_Work instructions_.
(1) Reproduce the news roundup word for word, everything from "Over two years" down to "United States (CNN).".
(2) Decide whether each statement below agrees with the news roundup: (a) One of the first three new military trials will be for Ahmed al-Darbi. (b) The review process in the indefinite detention order also covers detainees held outside Guantánamo. (c) The King hearings are set to continue for the next five years. Answer yes or no for each, quoting the words of the news roundup that decide it.
(3) Turn the paragraph of the news roundup that begins "The indefinite detention order establishes" into a short bulleted list that keeps its main facts.

_Reading passage_.
-*-

Obama to revive Gitmo trials, codifies indefinite detention

Obama to revive Gitmo trials, codifies indefinite detention

Over two years after signing an executive order to close the prisone at Guantánamo Bay within a year and suspending military commissions, President Barack Obama yesterday lifted the administration’s freeze on new military trials and signed an executive order creating an indefinite detention regime for some of Guantánamo’s 172 remaining prisoners (WSJ, McClatchy, NYT, Reuters, ProPublica). Obama and aides reiterated that the President still planned to close Guantánamo, and that some detainees would face military trials and others civilian court, though the latter trials are unlikely in light of the congressional ban against detainee transfers to the United States (CNN).

The first three new military trials to take place will be for alleged U.S.S. Cole bomb plotter and waterboarding victim Abd al-Rahim al-Nashiri, alleged Saudi terrorist plotter Ahmed al-Darbi, and an Afghan named Obaidullah accused of hiding mines in his house (Guardian). However, Obama and other administration officials were silent on possible trial venues for the 9/11 plotters, especially Khalid Sheikh Mohammed.

The indefinite detention order establishes a review process every three years for at least the 48 detainees deemed impossible to put on trial but impossible to release, but does not extend beyond those held at Guantánamo (Washington Post). While Obama described the process – which will give detainees the chance to periodically challenge their status – as a step forward, the move was criticized by both civil libertarians and Congressional Republicans, albeit for different reasons (NYT, Miami Herald).

King hearings set to begin Thursday

A crowd of several hundred people and interfaith leaders gathered in New York this weekend under the slogan, "Today, I am a Muslim too," to protest a series of hearings scheduled to begin this Thursday on the radicalization of Muslim Americans (WSJ, Guardian, CNN, NY1). The controversial hearings will take place before Rep. Peter King’s Homeland Security Committee, and are set to occur throughout the next year and a half. King pushed back against criticism of the hearings this weekend, as the Washington Post’s Peter Finn looks at King’s past support for the Irish Republican Army (Washington Post, Washington Post).

-*-

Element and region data
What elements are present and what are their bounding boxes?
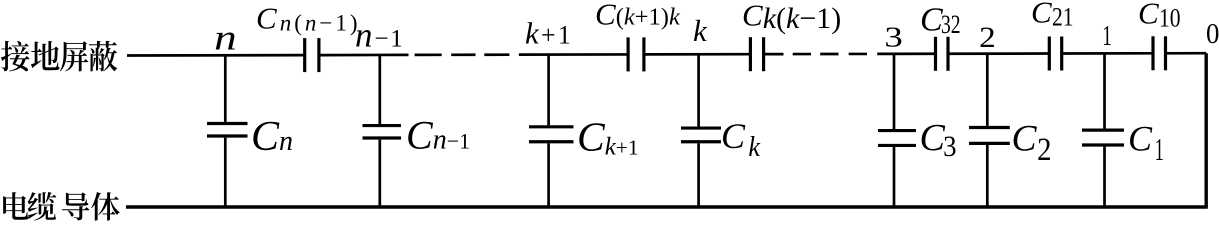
capacitor C_k(k-1) (series, right of node k) (750, 37, 763, 71)
wire: dashed rail segment between C_k(k-1) and node 3 (793, 53, 867, 56)
net label 接地屏蔽 (grounded shield) (1, 41, 117, 72)
svg-text:1: 1 (1102, 20, 1112, 52)
svg-text:21: 21 (1052, 3, 1074, 32)
svg-text:C: C (1138, 0, 1159, 30)
svg-text:C(k+1)k: C(k+1)k (595, 0, 681, 32)
capacitor C_k+1 (shunt to cable conductor) (529, 127, 574, 142)
svg-text:Ck+1: Ck+1 (577, 114, 639, 161)
wire: vertical from top rail down to capacitor C_2 (986, 54, 989, 126)
wire: top rail segment through node 3 to C_32 left plate (877, 52, 936, 55)
svg-text:C: C (1012, 119, 1038, 160)
wire: vertical from capacitor C_2 down to bottom rail (986, 145, 989, 207)
svg-text:3: 3 (943, 130, 956, 163)
svg-text:Cn(n−1): Cn(n−1) (256, 1, 361, 36)
wire: bottom rail (cable conductor) (126, 205, 1208, 208)
svg-text:k+1: k+1 (525, 16, 573, 51)
svg-text:C: C (920, 117, 946, 159)
svg-text:1: 1 (1155, 131, 1164, 167)
net label 电缆导体 (cable conductor) (3, 192, 120, 221)
wire: top rail segment from C_10 right plate to node 0 (1165, 52, 1206, 55)
capacitor C_32 (series, between nodes 3 and 2) (936, 37, 949, 71)
svg-text:C: C (721, 116, 746, 156)
capacitor C_1 (shunt to cable conductor) (1082, 130, 1124, 145)
svg-text:2: 2 (1037, 132, 1051, 168)
svg-text:3: 3 (884, 21, 902, 53)
svg-text:k: k (748, 132, 760, 163)
svg-text:C: C (1031, 0, 1052, 29)
svg-text:C: C (1128, 119, 1153, 159)
svg-text:Ck(k−1): Ck(k−1) (742, 0, 841, 35)
wire: vertical from top rail down to capacitor C_n (224, 55, 227, 122)
wire: right edge vertical from node 0 to bottom rail (1204, 53, 1207, 207)
svg-text:Cn: Cn (251, 114, 293, 160)
wire: vertical from top rail down to capacitor C_3 (893, 54, 896, 129)
wire: top rail segment through node k+1 to C_(k+1)k left plate (519, 53, 627, 56)
wire: vertical from capacitor C_k+1 down to bottom rail (547, 143, 550, 207)
wire: vertical from capacitor C_3 down to bottom rail (893, 147, 896, 207)
capacitor C_n(n-1) (series, between nodes n and n-1) (305, 38, 319, 72)
svg-text:n−1: n−1 (355, 16, 405, 55)
svg-text:C: C (920, 2, 943, 39)
svg-text:2: 2 (979, 21, 996, 54)
svg-text:0: 0 (1206, 18, 1219, 50)
svg-text:k: k (693, 13, 708, 48)
wire: vertical from capacitor C_1 down to bottom rail (1103, 147, 1106, 207)
svg-text:10: 10 (1159, 4, 1181, 33)
svg-text:n: n (214, 18, 237, 58)
wire: dashed rail segment between node n-1 and node k+1 (415, 53, 510, 56)
wire: top rail segment from C_(k+1)k right plate through node k to C_k(k-1) left plate (645, 53, 749, 56)
wire: top rail segment from C_21 right plate through node 1 to C_10 left plate (1062, 52, 1153, 55)
wire: top rail segment from C_k(k-1) right plate to dashes (765, 53, 784, 56)
wire: vertical from top rail down to capacitor C_k (697, 54, 700, 126)
capacitor C_21 (series, between nodes 2 and 1) (1049, 37, 1061, 71)
capacitor C_2 (shunt to cable conductor) (969, 128, 1010, 144)
capacitor C_k (shunt to cable conductor) (681, 128, 721, 142)
capacitor C_(k+1)k (series, between nodes k+1 and k) (628, 37, 644, 71)
wire: vertical from capacitor C_n-1 down to bottom rail (378, 140, 381, 207)
wire: vertical from top rail down to capacitor C_n-1 (378, 55, 381, 124)
wire: vertical from top rail down to capacitor C_k+1 (547, 55, 550, 126)
wire: vertical from capacitor C_n down to bottom rail (224, 138, 227, 207)
wire: top rail segment from C_32 right plate through node 2 to C_21 left plate (948, 52, 1050, 55)
wire: vertical from capacitor C_k down to bottom rail (697, 143, 700, 207)
svg-text:32: 32 (941, 10, 961, 39)
wire: top rail segment from C_n(n-1) right plate to node n-1 (320, 54, 408, 57)
svg-text:Cn−1: Cn−1 (406, 113, 470, 158)
capacitor C_3 (shunt to cable conductor) (878, 131, 916, 146)
capacitor C_n-1 (shunt to cable conductor) (363, 126, 402, 138)
wire: top rail segment from 接地屏蔽 to C_n(n-1) left plate (127, 54, 304, 57)
capacitor C_n (shunt to cable conductor) (207, 124, 248, 137)
wire: vertical from top rail down to capacitor C_1 (1103, 53, 1106, 128)
capacitor C_10 (series, between nodes 1 and 0) (1153, 36, 1166, 70)
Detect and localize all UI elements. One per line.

-*-

_Answers to the tasks_.
(1)
Over two years after signing an executive order to close the prisone at Guantánamo Bay within a year and suspending military commissions, President Barack Obama yesterday lifted the administration’s freeze on new military trials and signed an executive order creating an indefinite detention regime for some of Guantánamo’s 172 remaining prisoners (WSJ, McClatchy, NYT, Reuters, ProPublica). Obama and aides reiterated that the President still planned to close Guantánamo, and that some detainees would face military trials and others civilian court, though the latter trials are unlikely in light of the congressional ban against detainee transfers to the United States (CNN).

(2)
(a) Yes: "alleged Saudi terrorist plotter Ahmed al-Darbi"
(b) No: "does not extend beyond those held at Guantánamo"
(c) No: "are set to occur throughout the next year and a half"

(3)
- The indefinite detention order sets up a review every three years.
- The review covers at least the 48 detainees considered impossible to put on trial but also impossible to release.
- It applies only to detainees held at Guantánamo.
- Detainees will be able to challenge their status periodically, which Obama called a step forward.
- Civil libertarians and Congressional Republicans both criticized the move, for different reasons.